-------- DATA FOR THE TASK

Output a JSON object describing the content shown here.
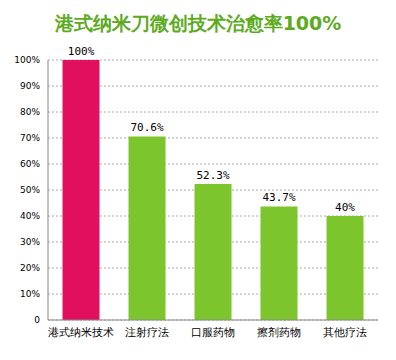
{
  "chart_data": {
    "type": "bar",
    "title": "港式纳米刀微创技术治愈率100%",
    "categories": [
      "港式纳米技术",
      "注射疗法",
      "口服药物",
      "擦剂药物",
      "其他疗法"
    ],
    "values": [
      100,
      70.6,
      52.3,
      43.7,
      40
    ],
    "value_labels": [
      "100%",
      "70.6%",
      "52.3%",
      "43.7%",
      "40%"
    ],
    "data_labels": true,
    "colors": [
      "#e0105e",
      "#7cc52c",
      "#7cc52c",
      "#7cc52c",
      "#7cc52c"
    ],
    "ylim": [
      0,
      100
    ],
    "yticks": [
      0,
      {
        "value": 10,
        "label": "10%"
      },
      {
        "value": 20,
        "label": "20%"
      },
      {
        "value": 30,
        "label": "30%"
      },
      {
        "value": 40,
        "label": "40%"
      },
      {
        "value": 50,
        "label": "50%"
      },
      {
        "value": 60,
        "label": "60%"
      },
      {
        "value": 70,
        "label": "70%"
      },
      {
        "value": 80,
        "label": "80%"
      },
      {
        "value": 90,
        "label": "90%"
      },
      {
        "value": 100,
        "label": "100%"
      }
    ],
    "grid": true
  }
}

----------------

Print the complete listing exactly, apart from any pictures.

Output a JSON object describing the content shown here.
{
  "chart_data": {
    "type": "bar",
    "title": "港式纳米刀微创技术治愈率100%",
    "categories": [
      "港式纳米技术",
      "注射疗法",
      "口服药物",
      "擦剂药物",
      "其他疗法"
    ],
    "values": [
      100,
      70.6,
      52.3,
      43.7,
      40
    ],
    "value_labels": [
      "100%",
      "70.6%",
      "52.3%",
      "43.7%",
      "40%"
    ],
    "data_labels": true,
    "colors": [
      "#e0105e",
      "#7cc52c",
      "#7cc52c",
      "#7cc52c",
      "#7cc52c"
    ],
    "ylim": [
      0,
      100
    ],
    "yticks": [
      0,
      {
        "value": 10,
        "label": "10%"
      },
      {
        "value": 20,
        "label": "20%"
      },
      {
        "value": 30,
        "label": "30%"
      },
      {
        "value": 40,
        "label": "40%"
      },
      {
        "value": 50,
        "label": "50%"
      },
      {
        "value": 60,
        "label": "60%"
      },
      {
        "value": 70,
        "label": "70%"
      },
      {
        "value": 80,
        "label": "80%"
      },
      {
        "value": 90,
        "label": "90%"
      },
      {
        "value": 100,
        "label": "100%"
      }
    ],
    "grid": true
  }
}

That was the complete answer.